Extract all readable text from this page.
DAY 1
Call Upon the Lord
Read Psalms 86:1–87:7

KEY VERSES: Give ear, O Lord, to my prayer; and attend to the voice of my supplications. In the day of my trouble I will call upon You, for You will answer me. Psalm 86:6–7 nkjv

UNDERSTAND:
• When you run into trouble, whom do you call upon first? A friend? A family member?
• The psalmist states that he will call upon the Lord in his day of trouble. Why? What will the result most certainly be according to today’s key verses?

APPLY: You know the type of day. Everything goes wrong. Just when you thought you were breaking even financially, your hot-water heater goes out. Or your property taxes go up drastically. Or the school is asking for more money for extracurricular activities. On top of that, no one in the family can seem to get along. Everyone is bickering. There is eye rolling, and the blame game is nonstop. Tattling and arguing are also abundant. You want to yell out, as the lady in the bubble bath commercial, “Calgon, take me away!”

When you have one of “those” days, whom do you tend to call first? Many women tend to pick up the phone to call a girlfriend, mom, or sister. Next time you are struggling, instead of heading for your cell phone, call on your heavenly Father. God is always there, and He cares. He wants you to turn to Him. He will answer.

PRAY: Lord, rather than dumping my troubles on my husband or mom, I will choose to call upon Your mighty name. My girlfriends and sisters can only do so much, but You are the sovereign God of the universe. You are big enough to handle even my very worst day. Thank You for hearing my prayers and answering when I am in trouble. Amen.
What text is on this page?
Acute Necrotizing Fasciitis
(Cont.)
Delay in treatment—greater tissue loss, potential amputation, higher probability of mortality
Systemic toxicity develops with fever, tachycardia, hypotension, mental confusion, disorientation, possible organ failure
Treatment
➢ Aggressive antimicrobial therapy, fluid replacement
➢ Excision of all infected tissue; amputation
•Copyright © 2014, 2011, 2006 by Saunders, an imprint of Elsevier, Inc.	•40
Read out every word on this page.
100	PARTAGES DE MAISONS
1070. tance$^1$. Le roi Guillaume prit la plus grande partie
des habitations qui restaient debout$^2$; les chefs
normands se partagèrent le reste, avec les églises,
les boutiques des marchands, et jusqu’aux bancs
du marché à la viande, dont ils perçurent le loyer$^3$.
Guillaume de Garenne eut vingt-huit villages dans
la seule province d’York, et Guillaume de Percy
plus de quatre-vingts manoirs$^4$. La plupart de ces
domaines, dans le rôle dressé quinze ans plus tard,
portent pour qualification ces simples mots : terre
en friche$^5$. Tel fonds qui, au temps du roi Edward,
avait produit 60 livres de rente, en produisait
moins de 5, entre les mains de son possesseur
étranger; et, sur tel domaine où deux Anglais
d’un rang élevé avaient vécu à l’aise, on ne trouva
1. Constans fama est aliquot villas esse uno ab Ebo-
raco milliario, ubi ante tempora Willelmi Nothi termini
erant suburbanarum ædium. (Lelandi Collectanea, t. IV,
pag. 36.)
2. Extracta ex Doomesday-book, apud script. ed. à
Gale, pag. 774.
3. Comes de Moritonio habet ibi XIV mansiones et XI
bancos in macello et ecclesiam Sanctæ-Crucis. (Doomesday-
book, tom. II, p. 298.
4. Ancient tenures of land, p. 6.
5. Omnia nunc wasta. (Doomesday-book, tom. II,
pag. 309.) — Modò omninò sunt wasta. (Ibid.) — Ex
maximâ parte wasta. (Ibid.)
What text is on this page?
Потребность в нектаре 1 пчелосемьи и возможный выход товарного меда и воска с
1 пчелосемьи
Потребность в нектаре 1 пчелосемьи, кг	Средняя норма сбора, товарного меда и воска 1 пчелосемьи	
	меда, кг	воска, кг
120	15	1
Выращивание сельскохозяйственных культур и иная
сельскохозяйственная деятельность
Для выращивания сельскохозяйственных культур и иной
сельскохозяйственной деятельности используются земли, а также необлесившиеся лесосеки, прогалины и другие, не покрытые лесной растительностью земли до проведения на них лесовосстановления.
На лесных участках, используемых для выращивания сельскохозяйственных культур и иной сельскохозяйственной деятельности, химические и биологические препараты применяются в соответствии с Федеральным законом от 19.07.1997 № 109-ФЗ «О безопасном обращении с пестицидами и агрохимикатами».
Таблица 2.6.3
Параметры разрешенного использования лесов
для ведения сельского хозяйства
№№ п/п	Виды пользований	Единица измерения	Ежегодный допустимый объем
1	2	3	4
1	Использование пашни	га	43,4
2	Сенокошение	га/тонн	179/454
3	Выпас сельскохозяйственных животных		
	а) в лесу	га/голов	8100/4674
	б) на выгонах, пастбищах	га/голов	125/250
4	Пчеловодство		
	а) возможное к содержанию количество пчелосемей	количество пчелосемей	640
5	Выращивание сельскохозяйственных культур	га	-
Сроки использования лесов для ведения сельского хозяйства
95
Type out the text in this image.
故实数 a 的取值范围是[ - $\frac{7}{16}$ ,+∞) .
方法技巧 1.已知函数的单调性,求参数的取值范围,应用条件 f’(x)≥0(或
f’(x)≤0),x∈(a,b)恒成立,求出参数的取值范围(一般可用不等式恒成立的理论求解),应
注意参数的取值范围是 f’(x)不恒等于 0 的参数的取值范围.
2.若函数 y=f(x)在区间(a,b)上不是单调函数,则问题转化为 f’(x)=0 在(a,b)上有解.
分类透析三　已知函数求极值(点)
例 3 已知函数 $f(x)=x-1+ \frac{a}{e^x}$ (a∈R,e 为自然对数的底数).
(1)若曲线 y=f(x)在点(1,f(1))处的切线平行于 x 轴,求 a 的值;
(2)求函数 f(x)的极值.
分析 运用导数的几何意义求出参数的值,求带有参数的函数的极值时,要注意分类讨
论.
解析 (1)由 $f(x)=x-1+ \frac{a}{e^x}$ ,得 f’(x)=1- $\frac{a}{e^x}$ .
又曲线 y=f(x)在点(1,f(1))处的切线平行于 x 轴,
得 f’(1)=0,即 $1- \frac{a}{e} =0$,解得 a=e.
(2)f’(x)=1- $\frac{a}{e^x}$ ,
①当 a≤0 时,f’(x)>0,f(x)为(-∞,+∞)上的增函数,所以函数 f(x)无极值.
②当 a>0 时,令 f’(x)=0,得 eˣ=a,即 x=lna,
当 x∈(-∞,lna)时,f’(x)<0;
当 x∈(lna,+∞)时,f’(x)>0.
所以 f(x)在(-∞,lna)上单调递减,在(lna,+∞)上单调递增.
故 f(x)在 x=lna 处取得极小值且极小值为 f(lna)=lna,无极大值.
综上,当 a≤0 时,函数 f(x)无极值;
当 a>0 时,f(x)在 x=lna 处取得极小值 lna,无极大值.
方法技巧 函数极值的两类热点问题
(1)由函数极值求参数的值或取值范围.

-- What to produce --
Give the number of lines in the entries above that include the string "использования". No other output is expected.

-- Exercise result --
2